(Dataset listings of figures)
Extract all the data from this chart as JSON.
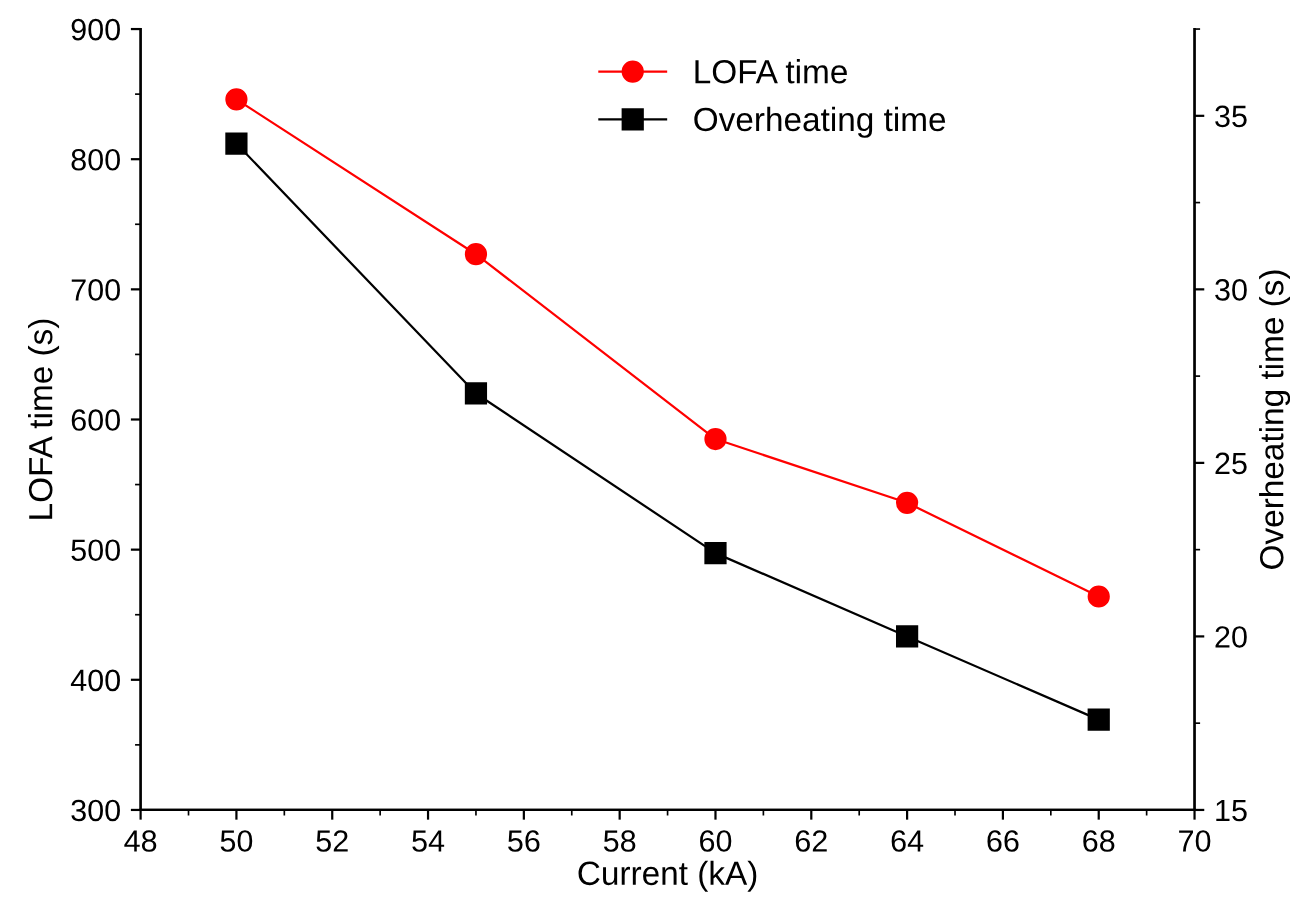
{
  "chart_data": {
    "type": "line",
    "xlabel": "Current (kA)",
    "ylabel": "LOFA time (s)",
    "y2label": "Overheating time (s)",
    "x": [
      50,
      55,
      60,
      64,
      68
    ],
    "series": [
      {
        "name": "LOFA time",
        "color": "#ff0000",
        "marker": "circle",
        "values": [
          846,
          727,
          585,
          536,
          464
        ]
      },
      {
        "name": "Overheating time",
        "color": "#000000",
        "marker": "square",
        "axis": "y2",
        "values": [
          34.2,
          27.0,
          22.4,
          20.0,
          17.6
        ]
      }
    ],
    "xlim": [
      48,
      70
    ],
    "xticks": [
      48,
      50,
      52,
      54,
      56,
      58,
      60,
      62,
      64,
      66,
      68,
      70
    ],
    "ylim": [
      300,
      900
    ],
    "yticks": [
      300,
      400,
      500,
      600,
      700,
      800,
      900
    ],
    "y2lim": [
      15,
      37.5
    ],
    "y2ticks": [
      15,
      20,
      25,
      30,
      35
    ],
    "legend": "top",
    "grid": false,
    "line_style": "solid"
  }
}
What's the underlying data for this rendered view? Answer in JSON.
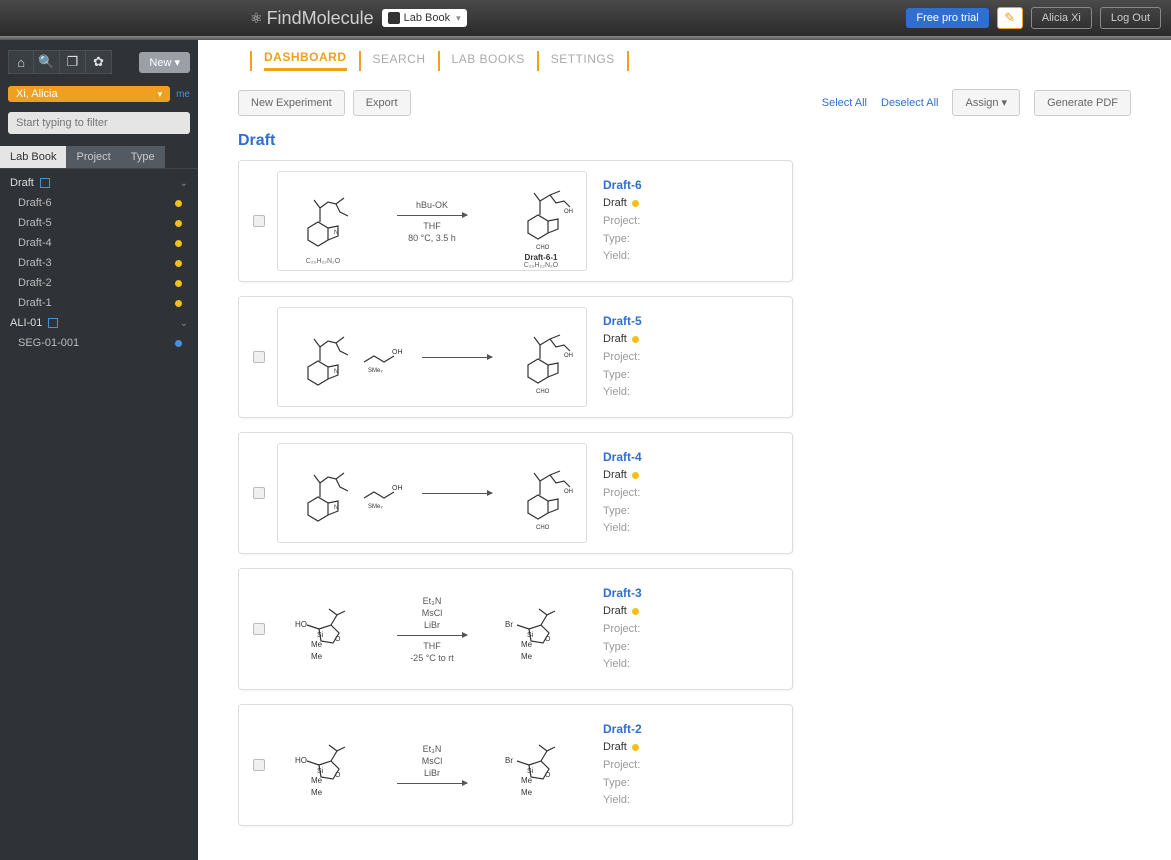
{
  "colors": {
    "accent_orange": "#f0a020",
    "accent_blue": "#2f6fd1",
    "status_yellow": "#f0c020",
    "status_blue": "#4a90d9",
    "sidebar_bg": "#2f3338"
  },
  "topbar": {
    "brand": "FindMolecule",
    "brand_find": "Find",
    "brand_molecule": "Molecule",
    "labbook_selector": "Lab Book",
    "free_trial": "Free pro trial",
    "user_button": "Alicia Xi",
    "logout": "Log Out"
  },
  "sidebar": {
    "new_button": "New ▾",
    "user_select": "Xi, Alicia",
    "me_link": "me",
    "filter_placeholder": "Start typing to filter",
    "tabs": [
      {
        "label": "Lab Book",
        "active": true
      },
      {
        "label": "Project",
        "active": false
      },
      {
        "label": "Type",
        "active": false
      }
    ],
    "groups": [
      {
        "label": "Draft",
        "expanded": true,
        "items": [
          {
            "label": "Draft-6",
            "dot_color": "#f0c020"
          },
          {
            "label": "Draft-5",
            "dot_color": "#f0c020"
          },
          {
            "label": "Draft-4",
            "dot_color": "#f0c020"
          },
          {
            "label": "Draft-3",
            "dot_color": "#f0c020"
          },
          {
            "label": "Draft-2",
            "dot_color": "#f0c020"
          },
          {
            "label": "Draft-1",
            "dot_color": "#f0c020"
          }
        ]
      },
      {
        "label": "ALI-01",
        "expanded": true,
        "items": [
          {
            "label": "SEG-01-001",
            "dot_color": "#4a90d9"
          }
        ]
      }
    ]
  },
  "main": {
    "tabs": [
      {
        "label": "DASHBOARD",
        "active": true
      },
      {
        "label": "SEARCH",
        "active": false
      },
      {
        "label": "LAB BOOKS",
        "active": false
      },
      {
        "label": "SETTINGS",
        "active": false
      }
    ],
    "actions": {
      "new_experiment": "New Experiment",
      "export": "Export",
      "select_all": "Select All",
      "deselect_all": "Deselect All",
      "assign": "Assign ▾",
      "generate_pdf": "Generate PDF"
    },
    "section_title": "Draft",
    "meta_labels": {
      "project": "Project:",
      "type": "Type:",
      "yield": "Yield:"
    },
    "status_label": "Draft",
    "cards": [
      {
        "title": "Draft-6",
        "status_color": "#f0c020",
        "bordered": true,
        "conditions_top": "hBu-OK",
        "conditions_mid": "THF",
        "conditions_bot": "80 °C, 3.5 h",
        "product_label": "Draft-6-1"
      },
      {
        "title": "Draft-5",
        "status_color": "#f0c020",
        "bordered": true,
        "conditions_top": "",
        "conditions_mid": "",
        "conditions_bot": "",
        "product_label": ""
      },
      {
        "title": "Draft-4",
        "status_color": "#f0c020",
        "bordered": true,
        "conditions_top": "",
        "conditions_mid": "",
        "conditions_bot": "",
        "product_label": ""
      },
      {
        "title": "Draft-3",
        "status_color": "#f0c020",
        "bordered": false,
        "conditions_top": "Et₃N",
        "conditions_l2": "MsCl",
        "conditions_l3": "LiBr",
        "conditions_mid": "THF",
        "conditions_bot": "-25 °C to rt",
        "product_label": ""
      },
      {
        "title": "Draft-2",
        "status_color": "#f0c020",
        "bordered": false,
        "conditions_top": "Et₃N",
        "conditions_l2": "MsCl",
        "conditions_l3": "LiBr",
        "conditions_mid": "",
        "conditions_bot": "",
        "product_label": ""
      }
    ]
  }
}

_WHAT IS NEEDED:_ Filter the records, keeping only lines that contain "this", and show those lines.

_EXERCISE RESPONSE:_
Extract all the data from this chart as JSON.
What's the underlying data for this rendered view? Answer in JSON.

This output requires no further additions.